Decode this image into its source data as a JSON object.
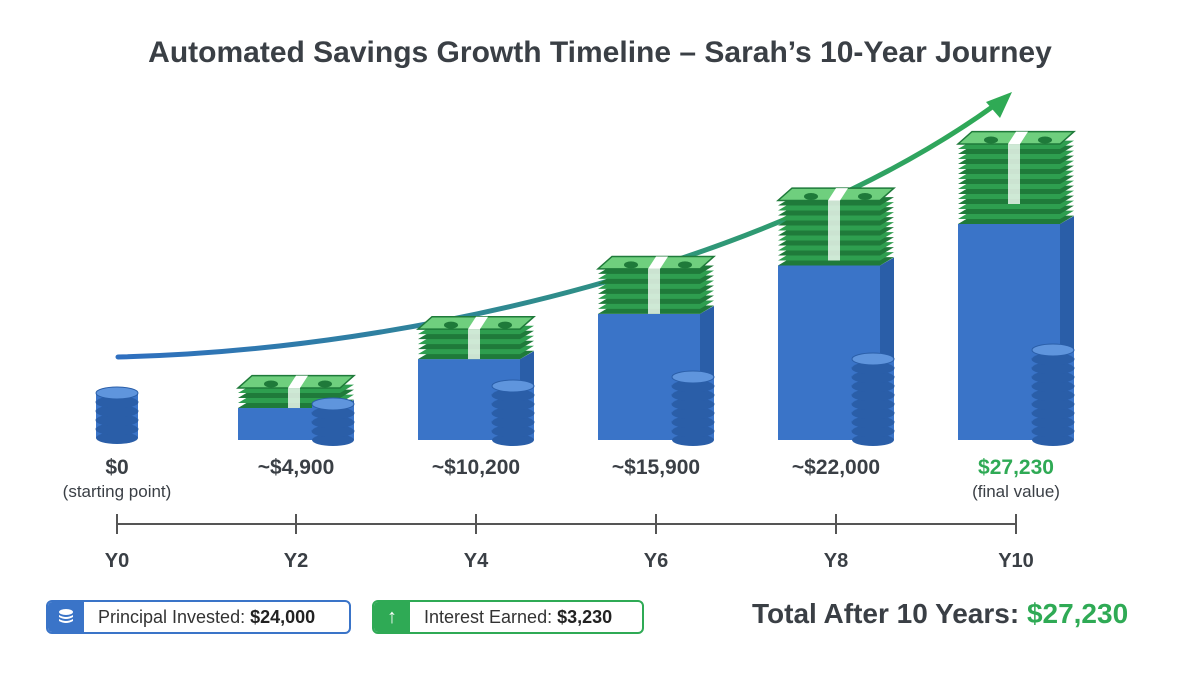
{
  "chart_data": {
    "type": "bar",
    "title": "Automated Savings Growth Timeline – Sarah’s 10-Year Journey",
    "categories": [
      "Y0",
      "Y2",
      "Y4",
      "Y6",
      "Y8",
      "Y10"
    ],
    "values": [
      0,
      4900,
      10200,
      15900,
      22000,
      27230
    ],
    "value_labels": [
      "$0",
      "~$4,900",
      "~$10,200",
      "~$15,900",
      "~$22,000",
      "$27,230"
    ],
    "sub_labels": [
      "(starting point)",
      "",
      "",
      "",
      "",
      "(final value)"
    ],
    "highlight_color": "#2faa55",
    "principal_color": "#3a74c8",
    "cash_color": "#2e9e4f",
    "trend_arrow": true
  },
  "legend": {
    "principal_label": "Principal Invested:",
    "principal_value": "$24,000",
    "principal_icon": "coin-stack-icon",
    "interest_label": "Interest Earned:",
    "interest_value": "$3,230",
    "interest_icon": "up-arrow-icon"
  },
  "total": {
    "label": "Total After 10 Years:",
    "value": "$27,230"
  }
}
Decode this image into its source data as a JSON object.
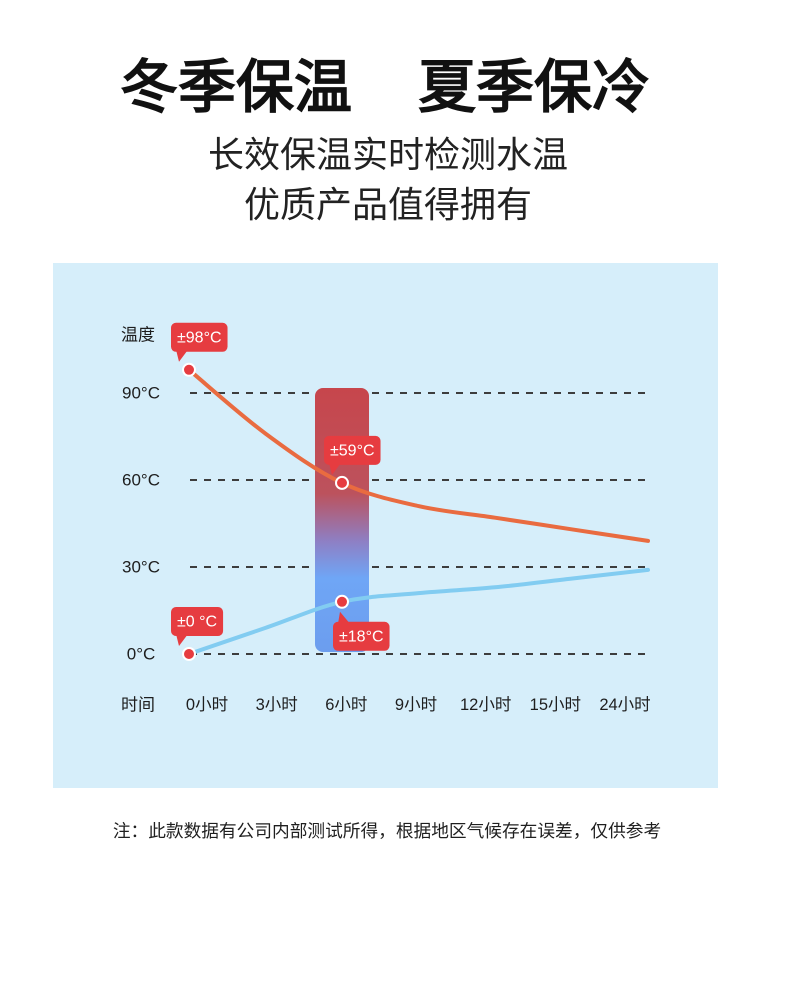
{
  "header": {
    "title_left": "冬季保温",
    "title_right": "夏季保冷",
    "subtitle_lines": [
      "长效保温实时检测水温",
      "优质产品值得拥有"
    ]
  },
  "chart_data": {
    "type": "line",
    "xlabel": "时间",
    "ylabel": "温度",
    "categories": [
      "0小时",
      "3小时",
      "6小时",
      "9小时",
      "12小时",
      "15小时",
      "24小时"
    ],
    "yticks": [
      0,
      30,
      60,
      90
    ],
    "ytick_labels": [
      "0°C",
      "30°C",
      "60°C",
      "90°C"
    ],
    "ylim": [
      0,
      100
    ],
    "grid": true,
    "highlight_category": "6小时",
    "series": [
      {
        "color": "#E96B40",
        "values": [
          98,
          76,
          59,
          51,
          47,
          43,
          39
        ],
        "point_labels": [
          {
            "index": 0,
            "text": "±98°C",
            "placement": "above"
          },
          {
            "index": 2,
            "text": "±59°C",
            "placement": "above"
          }
        ]
      },
      {
        "color": "#82CCF1",
        "values": [
          0,
          9,
          18,
          21,
          23,
          26,
          29
        ],
        "point_labels": [
          {
            "index": 0,
            "text": "±0 °C",
            "placement": "above"
          },
          {
            "index": 2,
            "text": "±18°C",
            "placement": "below"
          }
        ]
      }
    ]
  },
  "colors": {
    "panel_background": "#D6EEFA",
    "callout": "#E63C40",
    "grid": "#3D3D3D",
    "highlight_bar_gradient": [
      "#C7464C",
      "#BC525D",
      "#8E7FC4",
      "#6FA6F6",
      "#6C9DEE"
    ]
  },
  "footnote": "注：此款数据有公司内部测试所得，根据地区气候存在误差，仅供参考"
}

_ _ _

→ **STATED GOAL**
Retype all the records shown above, character for character. Omit every picture.

→ **CORRECT RESULT**
Decode this image into its source data as a JSON object.
{
  "chart_data": {
    "type": "bar",
    "title": "Automated Savings Growth Timeline – Sarah’s 10-Year Journey",
    "categories": [
      "Y0",
      "Y2",
      "Y4",
      "Y6",
      "Y8",
      "Y10"
    ],
    "values": [
      0,
      4900,
      10200,
      15900,
      22000,
      27230
    ],
    "value_labels": [
      "$0",
      "~$4,900",
      "~$10,200",
      "~$15,900",
      "~$22,000",
      "$27,230"
    ],
    "sub_labels": [
      "(starting point)",
      "",
      "",
      "",
      "",
      "(final value)"
    ],
    "highlight_color": "#2faa55",
    "principal_color": "#3a74c8",
    "cash_color": "#2e9e4f",
    "trend_arrow": true
  },
  "legend": {
    "principal_label": "Principal Invested:",
    "principal_value": "$24,000",
    "principal_icon": "coin-stack-icon",
    "interest_label": "Interest Earned:",
    "interest_value": "$3,230",
    "interest_icon": "up-arrow-icon"
  },
  "total": {
    "label": "Total After 10 Years:",
    "value": "$27,230"
  }
}
Decode this image into its source data as a JSON object.
{
  "header": {
    "title_left": "冬季保温",
    "title_right": "夏季保冷",
    "subtitle_lines": [
      "长效保温实时检测水温",
      "优质产品值得拥有"
    ]
  },
  "chart_data": {
    "type": "line",
    "xlabel": "时间",
    "ylabel": "温度",
    "categories": [
      "0小时",
      "3小时",
      "6小时",
      "9小时",
      "12小时",
      "15小时",
      "24小时"
    ],
    "yticks": [
      0,
      30,
      60,
      90
    ],
    "ytick_labels": [
      "0°C",
      "30°C",
      "60°C",
      "90°C"
    ],
    "ylim": [
      0,
      100
    ],
    "grid": true,
    "highlight_category": "6小时",
    "series": [
      {
        "color": "#E96B40",
        "values": [
          98,
          76,
          59,
          51,
          47,
          43,
          39
        ],
        "point_labels": [
          {
            "index": 0,
            "text": "±98°C",
            "placement": "above"
          },
          {
            "index": 2,
            "text": "±59°C",
            "placement": "above"
          }
        ]
      },
      {
        "color": "#82CCF1",
        "values": [
          0,
          9,
          18,
          21,
          23,
          26,
          29
        ],
        "point_labels": [
          {
            "index": 0,
            "text": "±0 °C",
            "placement": "above"
          },
          {
            "index": 2,
            "text": "±18°C",
            "placement": "below"
          }
        ]
      }
    ]
  },
  "colors": {
    "panel_background": "#D6EEFA",
    "callout": "#E63C40",
    "grid": "#3D3D3D",
    "highlight_bar_gradient": [
      "#C7464C",
      "#BC525D",
      "#8E7FC4",
      "#6FA6F6",
      "#6C9DEE"
    ]
  },
  "footnote": "注：此款数据有公司内部测试所得，根据地区气候存在误差，仅供参考"
}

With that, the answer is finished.